What you need to do: Work out how many lines hold "Debug". Give the number and nothing else.

Raw records:
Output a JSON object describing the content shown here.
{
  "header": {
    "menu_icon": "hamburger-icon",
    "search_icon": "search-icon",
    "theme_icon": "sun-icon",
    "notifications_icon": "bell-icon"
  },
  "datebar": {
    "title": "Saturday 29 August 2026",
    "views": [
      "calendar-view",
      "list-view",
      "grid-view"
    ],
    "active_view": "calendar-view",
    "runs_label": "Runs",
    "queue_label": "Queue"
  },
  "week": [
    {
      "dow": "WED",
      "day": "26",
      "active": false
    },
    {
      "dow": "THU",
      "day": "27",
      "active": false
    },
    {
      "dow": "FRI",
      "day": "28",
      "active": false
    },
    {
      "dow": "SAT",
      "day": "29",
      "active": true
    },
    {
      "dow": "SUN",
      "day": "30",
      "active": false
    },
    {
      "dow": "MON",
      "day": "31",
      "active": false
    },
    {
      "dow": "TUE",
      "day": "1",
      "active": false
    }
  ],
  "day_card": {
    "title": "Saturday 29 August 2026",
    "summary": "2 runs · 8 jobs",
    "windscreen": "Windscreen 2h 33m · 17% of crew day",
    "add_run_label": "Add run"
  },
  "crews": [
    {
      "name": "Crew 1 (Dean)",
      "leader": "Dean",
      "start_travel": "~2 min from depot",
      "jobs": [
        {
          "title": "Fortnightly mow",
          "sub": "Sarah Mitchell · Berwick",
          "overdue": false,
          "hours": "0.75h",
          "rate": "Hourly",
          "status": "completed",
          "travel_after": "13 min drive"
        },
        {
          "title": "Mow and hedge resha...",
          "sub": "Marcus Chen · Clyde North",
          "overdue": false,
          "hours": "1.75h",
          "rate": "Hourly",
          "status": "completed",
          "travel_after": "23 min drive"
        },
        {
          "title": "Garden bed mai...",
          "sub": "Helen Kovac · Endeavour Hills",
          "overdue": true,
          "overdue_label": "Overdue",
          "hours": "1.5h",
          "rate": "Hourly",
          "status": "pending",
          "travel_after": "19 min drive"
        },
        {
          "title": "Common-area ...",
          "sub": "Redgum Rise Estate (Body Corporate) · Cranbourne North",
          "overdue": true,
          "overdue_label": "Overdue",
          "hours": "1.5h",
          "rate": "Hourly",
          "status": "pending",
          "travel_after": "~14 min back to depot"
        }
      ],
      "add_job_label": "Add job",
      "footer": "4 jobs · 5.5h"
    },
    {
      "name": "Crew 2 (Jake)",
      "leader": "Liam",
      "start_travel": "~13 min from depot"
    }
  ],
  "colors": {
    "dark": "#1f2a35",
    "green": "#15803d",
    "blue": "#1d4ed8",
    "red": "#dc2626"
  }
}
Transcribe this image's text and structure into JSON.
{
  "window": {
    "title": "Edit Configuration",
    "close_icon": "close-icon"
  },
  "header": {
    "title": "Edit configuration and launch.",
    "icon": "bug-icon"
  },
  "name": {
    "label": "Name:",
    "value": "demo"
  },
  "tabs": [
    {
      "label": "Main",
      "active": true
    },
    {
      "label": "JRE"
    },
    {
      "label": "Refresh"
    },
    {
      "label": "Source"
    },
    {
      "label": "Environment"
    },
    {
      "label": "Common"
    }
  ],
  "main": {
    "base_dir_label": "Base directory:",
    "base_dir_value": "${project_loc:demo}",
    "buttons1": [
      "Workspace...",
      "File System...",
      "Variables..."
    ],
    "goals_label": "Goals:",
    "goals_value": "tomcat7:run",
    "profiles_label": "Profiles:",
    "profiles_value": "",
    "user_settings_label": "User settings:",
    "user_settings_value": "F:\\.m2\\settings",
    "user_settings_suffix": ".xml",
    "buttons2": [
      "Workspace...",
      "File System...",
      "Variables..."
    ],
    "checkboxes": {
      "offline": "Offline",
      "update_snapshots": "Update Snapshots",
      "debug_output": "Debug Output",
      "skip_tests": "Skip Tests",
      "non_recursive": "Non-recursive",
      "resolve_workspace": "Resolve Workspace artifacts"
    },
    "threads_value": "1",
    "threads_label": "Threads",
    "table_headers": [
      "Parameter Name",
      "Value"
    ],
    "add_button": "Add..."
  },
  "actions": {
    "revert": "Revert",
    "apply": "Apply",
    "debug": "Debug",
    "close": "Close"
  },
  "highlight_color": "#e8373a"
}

Answer to the task: 2